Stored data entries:
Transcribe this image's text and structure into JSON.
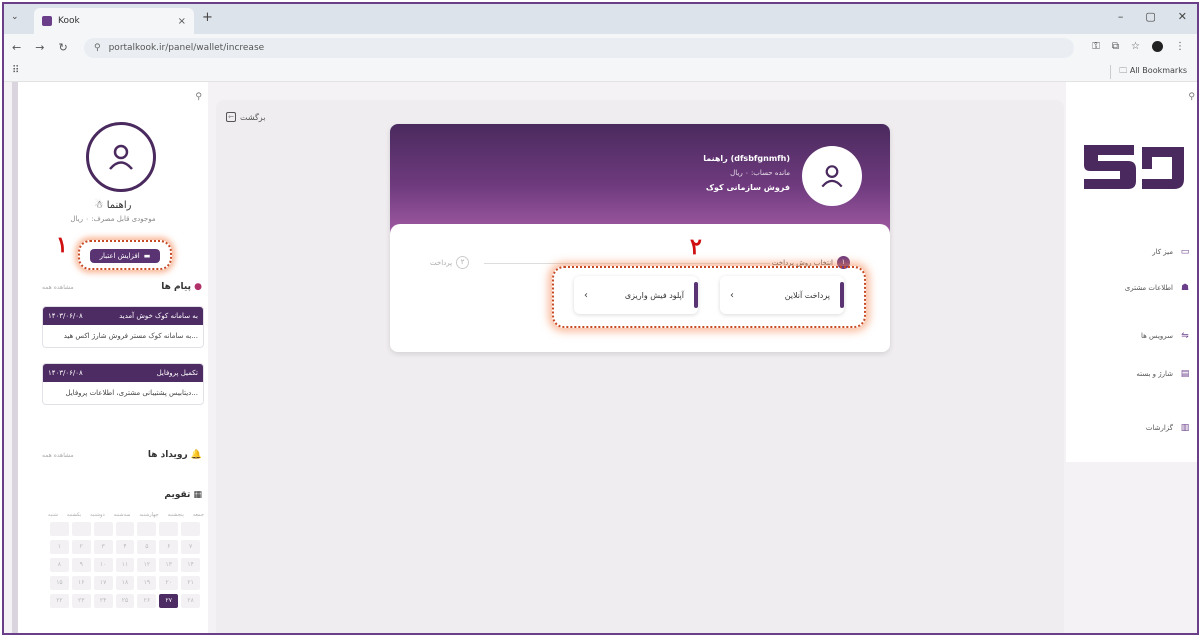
{
  "browser": {
    "tab_title": "Kook",
    "url": "portalkook.ir/panel/wallet/increase",
    "all_bookmarks": "All Bookmarks"
  },
  "left_sidebar": {
    "user_name": "راهنما",
    "balance": "موجودی قابل مصرف: ۰ ریال",
    "topup_label": "افزایش اعتبار",
    "callout_number": "۱",
    "messages_title": "پیام ها",
    "see_all": "مشاهده همه",
    "messages": [
      {
        "title": "به سامانه کوک خوش آمدید",
        "date": "۱۴۰۳/۰۶/۰۸",
        "body": "به سامانه کوک مستر فروش شارژ اکس هید..."
      },
      {
        "title": "تکمیل پروفایل",
        "date": "۱۴۰۳/۰۶/۰۸",
        "body": "دیتابیس پشتیبانی مشتری، اطلاعات پروفایل..."
      }
    ],
    "events_title": "رویداد ها",
    "calendar_title": "تقویم",
    "weekdays": [
      "شنبه",
      "یکشنبه",
      "دوشنبه",
      "سه‌شنبه",
      "چهارشنبه",
      "پنجشنبه",
      "جمعه"
    ],
    "calendar_days": [
      "",
      "",
      "",
      "",
      "",
      "",
      "",
      "۱",
      "۲",
      "۳",
      "۴",
      "۵",
      "۶",
      "۷",
      "۸",
      "۹",
      "۱۰",
      "۱۱",
      "۱۲",
      "۱۳",
      "۱۴",
      "۱۵",
      "۱۶",
      "۱۷",
      "۱۸",
      "۱۹",
      "۲۰",
      "۲۱",
      "۲۲",
      "۲۳",
      "۲۴",
      "۲۵",
      "۲۶",
      "۲۷",
      "۲۸"
    ],
    "today_index": 33
  },
  "main": {
    "back_label": "برگشت",
    "card": {
      "user_line": "راهنما (dfsbfgnmfh)",
      "balance_line": "مانده حساب: ۰ ریال",
      "org_line": "فروش سازمانی کوک"
    },
    "steps": {
      "choose": "انتخاب روش پرداخت",
      "choose_num": "۱",
      "pay": "پرداخت",
      "pay_num": "۲"
    },
    "callout_number": "۲",
    "options": {
      "online": "پرداخت آنلاین",
      "upload": "آپلود فیش واریزی"
    }
  },
  "right_sidebar": {
    "logo_text": "کوک",
    "nav": [
      {
        "label": "میز کار",
        "icon": "desktop-icon"
      },
      {
        "label": "اطلاعات مشتری",
        "icon": "user-icon"
      },
      {
        "label": "سرویس ها",
        "icon": "services-icon"
      },
      {
        "label": "شارژ و بسته",
        "icon": "package-icon"
      },
      {
        "label": "گزارشات",
        "icon": "report-icon"
      }
    ]
  },
  "colors": {
    "brand": "#4a2a5e",
    "accent": "#6e3a7d",
    "callout_red": "#d01010",
    "highlight_orange": "#c74a25"
  }
}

## WRITTEN EXERCISE
Leave out the pictures and output the rest of the material exactly as written.

## COMPLETE OUTPUT
Transcribe this image's text and structure into JSON.
{
  "browser": {
    "tab_title": "Kook",
    "url": "portalkook.ir/panel/wallet/increase",
    "all_bookmarks": "All Bookmarks"
  },
  "left_sidebar": {
    "user_name": "راهنما",
    "balance": "موجودی قابل مصرف: ۰ ریال",
    "topup_label": "افزایش اعتبار",
    "callout_number": "۱",
    "messages_title": "پیام ها",
    "see_all": "مشاهده همه",
    "messages": [
      {
        "title": "به سامانه کوک خوش آمدید",
        "date": "۱۴۰۳/۰۶/۰۸",
        "body": "به سامانه کوک مستر فروش شارژ اکس هید..."
      },
      {
        "title": "تکمیل پروفایل",
        "date": "۱۴۰۳/۰۶/۰۸",
        "body": "دیتابیس پشتیبانی مشتری، اطلاعات پروفایل..."
      }
    ],
    "events_title": "رویداد ها",
    "calendar_title": "تقویم",
    "weekdays": [
      "شنبه",
      "یکشنبه",
      "دوشنبه",
      "سه‌شنبه",
      "چهارشنبه",
      "پنجشنبه",
      "جمعه"
    ],
    "calendar_days": [
      "",
      "",
      "",
      "",
      "",
      "",
      "",
      "۱",
      "۲",
      "۳",
      "۴",
      "۵",
      "۶",
      "۷",
      "۸",
      "۹",
      "۱۰",
      "۱۱",
      "۱۲",
      "۱۳",
      "۱۴",
      "۱۵",
      "۱۶",
      "۱۷",
      "۱۸",
      "۱۹",
      "۲۰",
      "۲۱",
      "۲۲",
      "۲۳",
      "۲۴",
      "۲۵",
      "۲۶",
      "۲۷",
      "۲۸"
    ],
    "today_index": 33
  },
  "main": {
    "back_label": "برگشت",
    "card": {
      "user_line": "راهنما (dfsbfgnmfh)",
      "balance_line": "مانده حساب: ۰ ریال",
      "org_line": "فروش سازمانی کوک"
    },
    "steps": {
      "choose": "انتخاب روش پرداخت",
      "choose_num": "۱",
      "pay": "پرداخت",
      "pay_num": "۲"
    },
    "callout_number": "۲",
    "options": {
      "online": "پرداخت آنلاین",
      "upload": "آپلود فیش واریزی"
    }
  },
  "right_sidebar": {
    "logo_text": "کوک",
    "nav": [
      {
        "label": "میز کار",
        "icon": "desktop-icon"
      },
      {
        "label": "اطلاعات مشتری",
        "icon": "user-icon"
      },
      {
        "label": "سرویس ها",
        "icon": "services-icon"
      },
      {
        "label": "شارژ و بسته",
        "icon": "package-icon"
      },
      {
        "label": "گزارشات",
        "icon": "report-icon"
      }
    ]
  },
  "colors": {
    "brand": "#4a2a5e",
    "accent": "#6e3a7d",
    "callout_red": "#d01010",
    "highlight_orange": "#c74a25"
  }
}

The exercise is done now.